Task details |
Show each line of the data below that has the string "Tracking" in it.

Supplied material |
-- -- --
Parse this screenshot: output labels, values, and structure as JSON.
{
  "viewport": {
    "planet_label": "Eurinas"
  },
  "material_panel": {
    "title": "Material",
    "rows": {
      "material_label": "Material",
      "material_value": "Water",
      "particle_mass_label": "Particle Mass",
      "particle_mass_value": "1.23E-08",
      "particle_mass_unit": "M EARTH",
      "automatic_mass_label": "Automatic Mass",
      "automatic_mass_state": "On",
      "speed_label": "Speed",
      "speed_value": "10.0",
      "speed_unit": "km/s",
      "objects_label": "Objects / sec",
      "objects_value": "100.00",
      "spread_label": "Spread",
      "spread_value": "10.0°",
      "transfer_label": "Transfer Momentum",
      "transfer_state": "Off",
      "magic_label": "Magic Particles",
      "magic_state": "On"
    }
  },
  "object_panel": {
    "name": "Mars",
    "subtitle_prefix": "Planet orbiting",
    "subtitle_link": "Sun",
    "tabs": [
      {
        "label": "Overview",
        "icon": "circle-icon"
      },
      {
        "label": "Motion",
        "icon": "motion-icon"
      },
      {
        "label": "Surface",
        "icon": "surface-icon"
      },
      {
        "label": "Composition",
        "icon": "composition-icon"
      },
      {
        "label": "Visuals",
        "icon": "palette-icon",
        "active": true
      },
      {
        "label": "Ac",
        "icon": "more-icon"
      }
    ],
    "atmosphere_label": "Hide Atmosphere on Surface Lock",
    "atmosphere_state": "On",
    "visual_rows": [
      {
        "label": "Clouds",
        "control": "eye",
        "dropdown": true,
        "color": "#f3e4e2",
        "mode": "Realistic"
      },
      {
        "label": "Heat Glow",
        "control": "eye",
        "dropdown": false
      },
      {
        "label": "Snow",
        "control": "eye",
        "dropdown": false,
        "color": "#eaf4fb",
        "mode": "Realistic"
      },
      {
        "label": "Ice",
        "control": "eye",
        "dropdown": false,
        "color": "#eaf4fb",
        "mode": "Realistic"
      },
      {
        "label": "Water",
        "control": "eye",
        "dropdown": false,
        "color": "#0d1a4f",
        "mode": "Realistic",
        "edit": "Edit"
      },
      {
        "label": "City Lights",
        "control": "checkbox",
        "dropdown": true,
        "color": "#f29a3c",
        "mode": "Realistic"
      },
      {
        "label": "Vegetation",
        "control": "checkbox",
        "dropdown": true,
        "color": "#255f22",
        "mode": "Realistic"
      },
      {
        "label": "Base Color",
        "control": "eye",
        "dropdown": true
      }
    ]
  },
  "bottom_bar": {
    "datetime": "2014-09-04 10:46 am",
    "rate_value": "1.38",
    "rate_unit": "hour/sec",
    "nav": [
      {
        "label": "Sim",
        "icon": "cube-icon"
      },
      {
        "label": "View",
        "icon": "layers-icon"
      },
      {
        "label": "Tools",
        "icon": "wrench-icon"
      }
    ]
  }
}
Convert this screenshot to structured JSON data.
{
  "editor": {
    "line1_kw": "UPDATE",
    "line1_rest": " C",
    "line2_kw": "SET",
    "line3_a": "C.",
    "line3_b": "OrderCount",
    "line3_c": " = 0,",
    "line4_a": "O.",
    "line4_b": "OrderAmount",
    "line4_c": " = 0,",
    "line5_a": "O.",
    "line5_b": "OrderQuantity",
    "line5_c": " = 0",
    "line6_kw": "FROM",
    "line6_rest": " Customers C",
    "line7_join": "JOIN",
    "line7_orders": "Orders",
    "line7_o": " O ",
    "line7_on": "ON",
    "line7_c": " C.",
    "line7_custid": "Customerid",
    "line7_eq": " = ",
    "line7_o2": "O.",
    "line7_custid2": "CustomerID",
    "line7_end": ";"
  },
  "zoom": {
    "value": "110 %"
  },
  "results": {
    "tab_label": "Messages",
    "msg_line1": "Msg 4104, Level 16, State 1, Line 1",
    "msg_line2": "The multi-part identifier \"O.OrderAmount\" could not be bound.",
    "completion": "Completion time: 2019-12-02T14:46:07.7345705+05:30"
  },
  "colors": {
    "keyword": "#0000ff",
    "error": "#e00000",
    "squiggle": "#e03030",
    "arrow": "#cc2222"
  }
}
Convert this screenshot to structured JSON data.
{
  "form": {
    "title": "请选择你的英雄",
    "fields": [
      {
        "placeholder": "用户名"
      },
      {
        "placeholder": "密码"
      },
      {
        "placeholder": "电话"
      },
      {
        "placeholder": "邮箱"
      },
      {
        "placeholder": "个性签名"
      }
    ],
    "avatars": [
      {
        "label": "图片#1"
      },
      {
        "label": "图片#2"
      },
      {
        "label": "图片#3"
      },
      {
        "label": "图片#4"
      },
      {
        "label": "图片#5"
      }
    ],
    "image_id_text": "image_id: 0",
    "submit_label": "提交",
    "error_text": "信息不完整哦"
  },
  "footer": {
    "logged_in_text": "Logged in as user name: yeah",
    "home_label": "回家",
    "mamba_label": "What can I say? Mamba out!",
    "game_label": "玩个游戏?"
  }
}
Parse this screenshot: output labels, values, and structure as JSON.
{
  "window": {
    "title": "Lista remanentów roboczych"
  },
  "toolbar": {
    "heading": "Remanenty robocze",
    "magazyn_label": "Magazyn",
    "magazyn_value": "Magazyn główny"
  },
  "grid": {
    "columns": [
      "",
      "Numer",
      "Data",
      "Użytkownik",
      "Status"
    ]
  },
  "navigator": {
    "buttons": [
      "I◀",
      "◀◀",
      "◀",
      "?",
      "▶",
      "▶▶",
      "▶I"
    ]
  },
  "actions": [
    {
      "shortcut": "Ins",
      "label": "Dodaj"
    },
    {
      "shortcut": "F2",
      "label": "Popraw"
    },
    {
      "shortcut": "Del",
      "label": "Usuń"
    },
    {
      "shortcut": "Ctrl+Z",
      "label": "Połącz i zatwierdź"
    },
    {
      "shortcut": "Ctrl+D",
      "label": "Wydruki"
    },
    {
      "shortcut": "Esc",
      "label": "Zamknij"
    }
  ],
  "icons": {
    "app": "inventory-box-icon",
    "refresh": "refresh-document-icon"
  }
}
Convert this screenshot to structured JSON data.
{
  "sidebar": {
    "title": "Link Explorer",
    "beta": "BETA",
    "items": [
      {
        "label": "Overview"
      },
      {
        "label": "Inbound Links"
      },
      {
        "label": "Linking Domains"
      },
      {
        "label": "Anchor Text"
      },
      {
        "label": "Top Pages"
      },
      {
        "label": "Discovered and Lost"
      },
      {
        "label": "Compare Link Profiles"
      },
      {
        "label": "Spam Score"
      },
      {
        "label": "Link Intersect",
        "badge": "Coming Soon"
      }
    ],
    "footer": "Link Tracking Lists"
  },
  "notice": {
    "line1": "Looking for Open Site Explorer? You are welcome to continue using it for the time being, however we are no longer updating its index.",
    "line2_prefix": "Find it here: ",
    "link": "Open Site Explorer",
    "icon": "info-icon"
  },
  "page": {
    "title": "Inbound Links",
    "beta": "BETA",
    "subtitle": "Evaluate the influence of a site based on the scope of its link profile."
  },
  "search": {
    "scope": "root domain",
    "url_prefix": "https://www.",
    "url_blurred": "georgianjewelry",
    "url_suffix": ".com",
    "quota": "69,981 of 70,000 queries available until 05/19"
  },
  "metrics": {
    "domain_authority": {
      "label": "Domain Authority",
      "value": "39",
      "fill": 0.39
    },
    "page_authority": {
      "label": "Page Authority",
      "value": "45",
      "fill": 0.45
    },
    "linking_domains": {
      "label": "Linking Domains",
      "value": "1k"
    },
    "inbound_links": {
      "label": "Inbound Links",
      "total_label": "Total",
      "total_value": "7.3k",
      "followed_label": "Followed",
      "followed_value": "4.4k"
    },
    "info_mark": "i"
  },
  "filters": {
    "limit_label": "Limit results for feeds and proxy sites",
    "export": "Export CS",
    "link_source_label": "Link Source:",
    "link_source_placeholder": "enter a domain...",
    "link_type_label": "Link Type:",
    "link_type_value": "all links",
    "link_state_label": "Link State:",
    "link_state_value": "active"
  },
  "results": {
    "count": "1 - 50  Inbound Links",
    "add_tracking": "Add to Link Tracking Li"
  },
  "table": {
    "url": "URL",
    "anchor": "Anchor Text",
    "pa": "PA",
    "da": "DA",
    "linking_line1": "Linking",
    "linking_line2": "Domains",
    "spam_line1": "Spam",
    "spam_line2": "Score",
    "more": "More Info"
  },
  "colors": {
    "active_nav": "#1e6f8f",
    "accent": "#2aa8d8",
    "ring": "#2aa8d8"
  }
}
-- -- --
Task result |
    "footer": "Link Tracking Lists"
    "add_tracking": "Add to Link Tracking Li"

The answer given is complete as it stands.